> **Excerpted passage**:
Tchaikovsky's Wife () is a 2022 Russian biographical drama film written and directed by Kirill Serebrennikov, starring Alyona Mikhaylova and Odin Biron. The film is a participant in the competition program of the 2022 Cannes Film Festival.

Premise 
Set in the Russian Empire during the second half of the 19th century, the film is about the wife of the composer Pyotr Ilyich Tchaikovsky. She cannot accept her husband's homosexuality and as a result, gradually loses her mind.

Cast 
 Alyona Mikhaylova as Antonina Miliukova, Tchaikovsky's wife
 Odin Biron as Pyotr Ilyich Tchaikovsky
 Yuliya Aug as a crazy old woman
 Miron Fyodorov as Nikolai Rubinstein
 Alexander Gorchilin as Anatoliy Brandukov
 Filipp Avdeyev as a doctor
 Varvara Shmykova
 Vladimir Mishukov as Shlykov
 Andrey Burkovsky as Vladimir Meshchersky
 Maksim Emelyanov
 Ekaterina Ermishina
 Viktor Khorinyak as Peter Jurgenson

Release 
The film was presented at the 75th Cannes Film Festival's main competition on May 18, 2022 (Day 2). In the context of the ongoing Russian invasion of Ukraine, European Film Academy president Agnieszka Holland criticised the decision to screen a Russian film at the Cannes' main competition, noting that Kirill Serebrennikov "used [the film's festival press conference] to praise a Russian oligarch and compare the tragedy of Russian soldiers to Ukrainian defenders. I would not give him such a chance at this very moment".

> **Tasks and exercises**:
1. Who wrote and directed the film described in the passage on Tchaikovsky's Wife?
2. Revise the passage on Tchaikovsky's Wife from "Tchaikovsky's Wife ()" to "loses her mind." and change "second half" to "latter half".
The items that come next have no connection to the passage on Tchaikovsky's Wife.

> **Entries shown**:
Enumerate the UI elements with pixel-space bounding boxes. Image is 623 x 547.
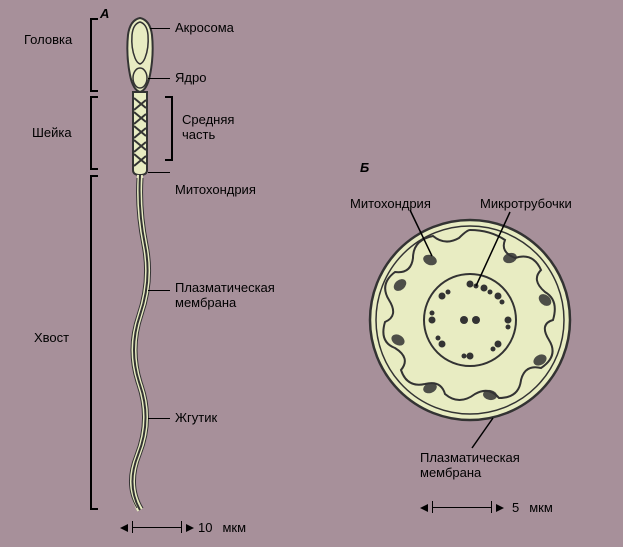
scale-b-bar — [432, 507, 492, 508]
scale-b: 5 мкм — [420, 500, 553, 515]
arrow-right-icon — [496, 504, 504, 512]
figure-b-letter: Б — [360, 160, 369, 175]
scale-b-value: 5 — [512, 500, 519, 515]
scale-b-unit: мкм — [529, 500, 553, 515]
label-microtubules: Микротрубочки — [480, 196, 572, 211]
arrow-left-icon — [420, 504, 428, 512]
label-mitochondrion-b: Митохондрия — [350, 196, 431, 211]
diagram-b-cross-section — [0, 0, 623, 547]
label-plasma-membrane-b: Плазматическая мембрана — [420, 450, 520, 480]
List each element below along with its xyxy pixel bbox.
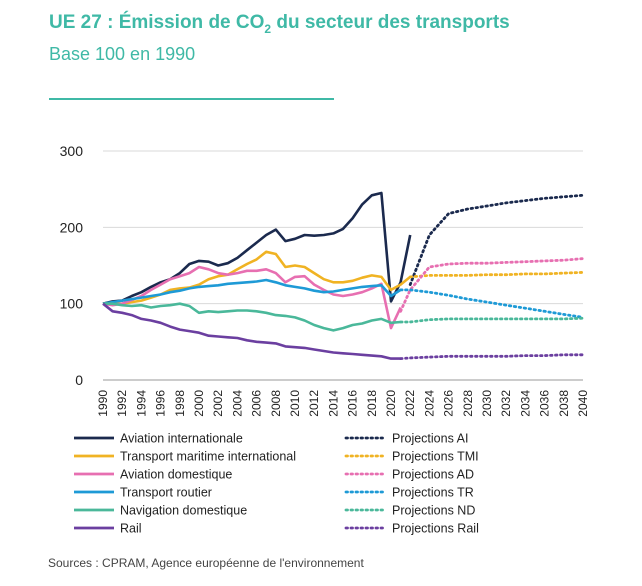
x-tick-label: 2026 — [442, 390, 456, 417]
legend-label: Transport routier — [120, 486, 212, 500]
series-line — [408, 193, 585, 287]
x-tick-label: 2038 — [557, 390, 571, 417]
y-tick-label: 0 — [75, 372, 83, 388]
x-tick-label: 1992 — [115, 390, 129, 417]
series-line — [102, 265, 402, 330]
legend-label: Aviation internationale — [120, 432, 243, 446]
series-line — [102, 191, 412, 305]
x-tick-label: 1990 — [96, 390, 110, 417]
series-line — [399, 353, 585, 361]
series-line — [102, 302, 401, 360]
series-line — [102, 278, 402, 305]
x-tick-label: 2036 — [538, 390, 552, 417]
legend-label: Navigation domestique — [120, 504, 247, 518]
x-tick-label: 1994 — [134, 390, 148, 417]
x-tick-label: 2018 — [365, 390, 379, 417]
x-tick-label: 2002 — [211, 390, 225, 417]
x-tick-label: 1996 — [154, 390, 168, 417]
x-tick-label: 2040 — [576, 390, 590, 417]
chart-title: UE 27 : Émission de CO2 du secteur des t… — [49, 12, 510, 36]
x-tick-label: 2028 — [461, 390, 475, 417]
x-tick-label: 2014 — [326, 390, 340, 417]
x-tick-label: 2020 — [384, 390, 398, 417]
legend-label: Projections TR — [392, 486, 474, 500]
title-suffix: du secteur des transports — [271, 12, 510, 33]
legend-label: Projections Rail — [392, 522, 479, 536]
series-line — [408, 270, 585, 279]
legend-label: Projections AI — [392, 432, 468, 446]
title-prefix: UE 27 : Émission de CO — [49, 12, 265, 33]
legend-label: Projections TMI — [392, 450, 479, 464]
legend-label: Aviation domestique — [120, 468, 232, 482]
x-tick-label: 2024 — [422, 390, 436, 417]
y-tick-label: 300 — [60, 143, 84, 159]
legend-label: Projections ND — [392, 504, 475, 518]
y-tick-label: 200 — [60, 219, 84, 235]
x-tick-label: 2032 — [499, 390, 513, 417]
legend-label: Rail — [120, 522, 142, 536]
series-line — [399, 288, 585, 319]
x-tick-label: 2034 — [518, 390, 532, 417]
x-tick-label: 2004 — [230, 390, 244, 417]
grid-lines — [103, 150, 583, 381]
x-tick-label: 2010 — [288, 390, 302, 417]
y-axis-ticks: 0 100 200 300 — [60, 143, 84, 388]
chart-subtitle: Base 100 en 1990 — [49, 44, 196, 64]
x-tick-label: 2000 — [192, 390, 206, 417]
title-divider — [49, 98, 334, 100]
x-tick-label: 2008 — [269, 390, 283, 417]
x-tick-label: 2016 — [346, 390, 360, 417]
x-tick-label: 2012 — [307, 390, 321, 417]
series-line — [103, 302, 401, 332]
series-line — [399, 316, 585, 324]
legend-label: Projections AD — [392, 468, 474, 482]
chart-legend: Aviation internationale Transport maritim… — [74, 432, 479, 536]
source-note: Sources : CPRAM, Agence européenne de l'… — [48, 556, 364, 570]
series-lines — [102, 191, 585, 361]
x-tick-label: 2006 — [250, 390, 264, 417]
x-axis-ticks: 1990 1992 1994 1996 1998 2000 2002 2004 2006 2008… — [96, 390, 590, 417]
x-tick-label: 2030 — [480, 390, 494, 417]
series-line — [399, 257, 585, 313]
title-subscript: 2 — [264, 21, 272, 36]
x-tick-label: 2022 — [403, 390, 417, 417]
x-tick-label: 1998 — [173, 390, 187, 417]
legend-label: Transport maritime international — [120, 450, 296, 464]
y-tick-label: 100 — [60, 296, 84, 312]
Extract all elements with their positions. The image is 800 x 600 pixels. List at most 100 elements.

> **Final results**:
1. Kirill Serebrennikov

2.
Tchaikovsky's Wife () is a 2022 Russian biographical drama film written and directed by Kirill Serebrennikov, starring Alyona Mikhaylova and Odin Biron. The film is a participant in the competition program of the 2022 Cannes Film Festival.

Premise 
Set in the Russian Empire during the latter half of the 19th century, the film is about the wife of the composer Pyotr Ilyich Tchaikovsky. She cannot accept her husband's homosexuality and as a result, gradually loses her mind.